■ **What is required**: Your task is to gather the lines below that hold the string "text".

** Start of Data in this exercise **

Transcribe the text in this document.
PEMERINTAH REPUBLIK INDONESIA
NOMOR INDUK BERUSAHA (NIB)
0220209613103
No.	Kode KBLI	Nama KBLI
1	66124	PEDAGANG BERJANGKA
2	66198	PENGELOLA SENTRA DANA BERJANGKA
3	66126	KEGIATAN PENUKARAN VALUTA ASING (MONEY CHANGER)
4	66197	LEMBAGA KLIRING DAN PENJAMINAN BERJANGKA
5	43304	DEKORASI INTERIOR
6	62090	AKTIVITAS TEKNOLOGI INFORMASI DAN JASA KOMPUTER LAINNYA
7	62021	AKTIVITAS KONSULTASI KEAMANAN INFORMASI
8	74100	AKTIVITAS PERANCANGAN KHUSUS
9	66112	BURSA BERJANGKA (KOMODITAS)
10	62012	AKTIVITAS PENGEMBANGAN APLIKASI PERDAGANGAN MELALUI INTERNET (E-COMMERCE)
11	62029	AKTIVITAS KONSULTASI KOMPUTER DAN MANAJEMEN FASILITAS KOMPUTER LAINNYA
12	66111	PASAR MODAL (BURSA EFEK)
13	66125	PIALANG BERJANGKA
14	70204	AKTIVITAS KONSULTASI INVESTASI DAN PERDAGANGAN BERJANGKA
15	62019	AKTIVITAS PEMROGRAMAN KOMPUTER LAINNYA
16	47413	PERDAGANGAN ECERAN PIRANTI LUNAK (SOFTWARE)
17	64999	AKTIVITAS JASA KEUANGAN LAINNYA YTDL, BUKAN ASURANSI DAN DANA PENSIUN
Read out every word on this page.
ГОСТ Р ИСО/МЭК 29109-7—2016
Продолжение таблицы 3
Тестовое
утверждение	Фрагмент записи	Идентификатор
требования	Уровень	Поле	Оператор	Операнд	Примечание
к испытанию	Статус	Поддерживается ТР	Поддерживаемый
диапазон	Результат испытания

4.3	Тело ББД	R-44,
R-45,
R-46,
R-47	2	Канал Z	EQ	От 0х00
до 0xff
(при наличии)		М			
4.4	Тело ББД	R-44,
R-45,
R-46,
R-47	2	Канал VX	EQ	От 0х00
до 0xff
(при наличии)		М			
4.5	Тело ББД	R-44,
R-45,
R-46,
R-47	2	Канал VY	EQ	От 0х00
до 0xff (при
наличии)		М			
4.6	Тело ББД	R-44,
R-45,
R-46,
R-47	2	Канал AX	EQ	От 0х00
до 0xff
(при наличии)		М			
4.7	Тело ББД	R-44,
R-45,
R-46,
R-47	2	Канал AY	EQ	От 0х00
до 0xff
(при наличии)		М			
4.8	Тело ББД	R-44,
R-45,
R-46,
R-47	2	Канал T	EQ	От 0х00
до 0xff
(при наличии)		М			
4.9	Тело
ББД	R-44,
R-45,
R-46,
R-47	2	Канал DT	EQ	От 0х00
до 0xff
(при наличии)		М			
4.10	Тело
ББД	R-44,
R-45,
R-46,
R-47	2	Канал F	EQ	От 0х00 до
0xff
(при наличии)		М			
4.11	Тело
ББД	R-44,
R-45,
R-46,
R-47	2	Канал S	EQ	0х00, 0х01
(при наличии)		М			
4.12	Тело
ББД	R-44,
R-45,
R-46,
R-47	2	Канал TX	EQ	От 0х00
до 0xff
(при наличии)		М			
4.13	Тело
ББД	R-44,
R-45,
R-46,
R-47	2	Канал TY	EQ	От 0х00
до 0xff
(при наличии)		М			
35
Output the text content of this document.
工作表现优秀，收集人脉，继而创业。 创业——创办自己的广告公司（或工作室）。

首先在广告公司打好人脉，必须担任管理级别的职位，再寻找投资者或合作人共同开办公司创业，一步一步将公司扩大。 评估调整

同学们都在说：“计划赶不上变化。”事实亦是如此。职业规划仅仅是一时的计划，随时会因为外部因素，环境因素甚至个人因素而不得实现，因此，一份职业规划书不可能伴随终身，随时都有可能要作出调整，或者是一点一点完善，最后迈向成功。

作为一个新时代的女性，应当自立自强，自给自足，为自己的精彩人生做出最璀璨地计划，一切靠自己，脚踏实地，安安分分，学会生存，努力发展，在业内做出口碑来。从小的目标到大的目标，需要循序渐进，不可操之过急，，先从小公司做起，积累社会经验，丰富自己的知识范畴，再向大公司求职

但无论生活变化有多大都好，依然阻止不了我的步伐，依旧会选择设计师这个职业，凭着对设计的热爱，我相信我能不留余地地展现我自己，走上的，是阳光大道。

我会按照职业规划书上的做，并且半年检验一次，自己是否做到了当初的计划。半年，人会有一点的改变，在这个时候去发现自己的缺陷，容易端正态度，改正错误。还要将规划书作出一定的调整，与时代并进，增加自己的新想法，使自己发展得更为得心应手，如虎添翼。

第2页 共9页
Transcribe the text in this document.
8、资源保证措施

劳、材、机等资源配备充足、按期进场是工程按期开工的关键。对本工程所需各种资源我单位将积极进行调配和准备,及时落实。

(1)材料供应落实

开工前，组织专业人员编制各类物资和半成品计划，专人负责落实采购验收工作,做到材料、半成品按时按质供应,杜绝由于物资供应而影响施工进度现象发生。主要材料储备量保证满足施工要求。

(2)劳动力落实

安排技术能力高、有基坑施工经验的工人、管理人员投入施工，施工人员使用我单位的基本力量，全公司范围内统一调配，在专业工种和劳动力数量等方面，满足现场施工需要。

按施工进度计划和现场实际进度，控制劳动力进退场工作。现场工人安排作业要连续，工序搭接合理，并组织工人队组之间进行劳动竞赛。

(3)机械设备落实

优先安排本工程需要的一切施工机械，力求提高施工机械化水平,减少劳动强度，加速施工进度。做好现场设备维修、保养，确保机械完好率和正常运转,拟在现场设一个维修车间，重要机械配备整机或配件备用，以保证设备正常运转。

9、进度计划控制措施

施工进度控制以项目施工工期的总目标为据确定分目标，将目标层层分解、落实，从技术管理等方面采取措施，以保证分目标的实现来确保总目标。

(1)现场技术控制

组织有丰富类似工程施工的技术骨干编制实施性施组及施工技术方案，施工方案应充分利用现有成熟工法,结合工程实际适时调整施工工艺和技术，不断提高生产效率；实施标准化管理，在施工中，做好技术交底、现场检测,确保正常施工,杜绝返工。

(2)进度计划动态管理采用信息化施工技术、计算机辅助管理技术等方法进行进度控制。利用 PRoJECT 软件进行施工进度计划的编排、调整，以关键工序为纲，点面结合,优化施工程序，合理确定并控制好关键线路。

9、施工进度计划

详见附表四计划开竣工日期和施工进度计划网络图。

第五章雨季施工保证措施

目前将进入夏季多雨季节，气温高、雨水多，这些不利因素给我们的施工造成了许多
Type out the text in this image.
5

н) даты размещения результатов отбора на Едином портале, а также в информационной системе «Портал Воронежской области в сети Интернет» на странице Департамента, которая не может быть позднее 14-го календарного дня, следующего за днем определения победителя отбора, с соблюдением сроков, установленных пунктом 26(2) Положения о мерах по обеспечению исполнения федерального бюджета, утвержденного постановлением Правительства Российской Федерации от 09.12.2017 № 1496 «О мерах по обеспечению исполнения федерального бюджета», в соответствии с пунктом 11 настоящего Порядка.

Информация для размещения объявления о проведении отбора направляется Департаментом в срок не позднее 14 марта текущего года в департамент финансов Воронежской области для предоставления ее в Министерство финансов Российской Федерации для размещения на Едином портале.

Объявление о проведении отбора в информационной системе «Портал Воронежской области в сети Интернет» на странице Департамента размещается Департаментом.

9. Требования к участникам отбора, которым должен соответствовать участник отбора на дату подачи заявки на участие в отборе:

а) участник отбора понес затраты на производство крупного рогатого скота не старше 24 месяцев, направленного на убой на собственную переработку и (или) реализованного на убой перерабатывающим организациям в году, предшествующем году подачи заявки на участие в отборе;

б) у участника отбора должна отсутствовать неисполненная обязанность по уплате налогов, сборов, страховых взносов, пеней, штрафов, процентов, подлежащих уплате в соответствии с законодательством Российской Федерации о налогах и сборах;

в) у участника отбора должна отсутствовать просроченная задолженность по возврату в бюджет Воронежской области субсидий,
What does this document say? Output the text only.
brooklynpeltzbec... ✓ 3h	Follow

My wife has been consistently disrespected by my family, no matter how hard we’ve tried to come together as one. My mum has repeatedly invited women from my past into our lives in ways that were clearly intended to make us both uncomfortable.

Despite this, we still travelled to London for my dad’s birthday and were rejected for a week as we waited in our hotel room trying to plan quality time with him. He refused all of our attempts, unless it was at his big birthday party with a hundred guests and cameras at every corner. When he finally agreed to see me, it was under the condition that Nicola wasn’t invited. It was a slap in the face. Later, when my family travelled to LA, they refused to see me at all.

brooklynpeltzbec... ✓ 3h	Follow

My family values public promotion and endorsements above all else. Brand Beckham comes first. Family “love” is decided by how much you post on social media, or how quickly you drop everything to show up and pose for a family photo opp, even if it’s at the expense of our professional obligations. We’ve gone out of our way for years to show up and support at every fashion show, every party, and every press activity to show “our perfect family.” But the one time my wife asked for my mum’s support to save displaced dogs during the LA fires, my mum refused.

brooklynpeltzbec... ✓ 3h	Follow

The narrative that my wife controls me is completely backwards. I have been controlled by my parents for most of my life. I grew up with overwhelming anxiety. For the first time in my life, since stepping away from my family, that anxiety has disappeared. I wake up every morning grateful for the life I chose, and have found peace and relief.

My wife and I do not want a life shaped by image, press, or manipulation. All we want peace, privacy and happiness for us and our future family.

** End of Data in this exercise **

■ **Final answer**:
Transcribe the text in this document.
Output the text content of this document.
Transcribe the text in this document.
Type out the text in this image.
What does this document say? Output the text only.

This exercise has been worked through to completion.